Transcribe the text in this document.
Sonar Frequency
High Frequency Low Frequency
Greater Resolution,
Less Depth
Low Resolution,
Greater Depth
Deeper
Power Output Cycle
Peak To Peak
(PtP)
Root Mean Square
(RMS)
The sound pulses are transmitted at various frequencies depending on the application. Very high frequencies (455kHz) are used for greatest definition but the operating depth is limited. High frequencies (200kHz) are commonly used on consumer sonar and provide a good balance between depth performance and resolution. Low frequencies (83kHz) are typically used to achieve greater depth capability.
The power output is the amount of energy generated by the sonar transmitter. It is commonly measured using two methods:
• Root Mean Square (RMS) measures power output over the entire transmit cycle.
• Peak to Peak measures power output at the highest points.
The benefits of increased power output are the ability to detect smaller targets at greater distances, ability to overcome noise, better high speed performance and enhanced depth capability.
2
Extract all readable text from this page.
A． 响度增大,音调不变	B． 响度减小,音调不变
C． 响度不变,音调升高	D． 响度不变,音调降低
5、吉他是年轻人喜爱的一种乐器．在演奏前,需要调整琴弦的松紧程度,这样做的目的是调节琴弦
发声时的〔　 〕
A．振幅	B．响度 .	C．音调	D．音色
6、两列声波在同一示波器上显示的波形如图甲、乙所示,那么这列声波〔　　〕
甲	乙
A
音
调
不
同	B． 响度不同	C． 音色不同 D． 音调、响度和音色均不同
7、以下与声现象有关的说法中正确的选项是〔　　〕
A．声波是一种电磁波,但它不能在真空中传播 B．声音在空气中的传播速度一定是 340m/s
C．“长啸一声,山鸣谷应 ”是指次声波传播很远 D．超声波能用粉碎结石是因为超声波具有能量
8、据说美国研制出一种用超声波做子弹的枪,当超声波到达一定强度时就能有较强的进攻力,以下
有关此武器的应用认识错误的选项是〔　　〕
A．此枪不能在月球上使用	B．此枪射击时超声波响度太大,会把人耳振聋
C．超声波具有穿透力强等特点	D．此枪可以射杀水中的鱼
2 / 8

+===+

With both ends included, please retype exactly the lines from the line containing "Extract all readable text from this page." to the final line of the data.

Extract all readable text from this page.
A． 响度增大,音调不变	B． 响度减小,音调不变
C． 响度不变,音调升高	D． 响度不变,音调降低
5、吉他是年轻人喜爱的一种乐器．在演奏前,需要调整琴弦的松紧程度,这样做的目的是调节琴弦
发声时的〔　 〕
A．振幅	B．响度 .	C．音调	D．音色
6、两列声波在同一示波器上显示的波形如图甲、乙所示,那么这列声波〔　　〕
甲	乙
A
音
调
不
同	B． 响度不同	C． 音色不同 D． 音调、响度和音色均不同
7、以下与声现象有关的说法中正确的选项是〔　　〕
A．声波是一种电磁波,但它不能在真空中传播 B．声音在空气中的传播速度一定是 340m/s
C．“长啸一声,山鸣谷应 ”是指次声波传播很远 D．超声波能用粉碎结石是因为超声波具有能量
8、据说美国研制出一种用超声波做子弹的枪,当超声波到达一定强度时就能有较强的进攻力,以下
有关此武器的应用认识错误的选项是〔　　〕
A．此枪不能在月球上使用	B．此枪射击时超声波响度太大,会把人耳振聋
C．超声波具有穿透力强等特点	D．此枪可以射杀水中的鱼
2 / 8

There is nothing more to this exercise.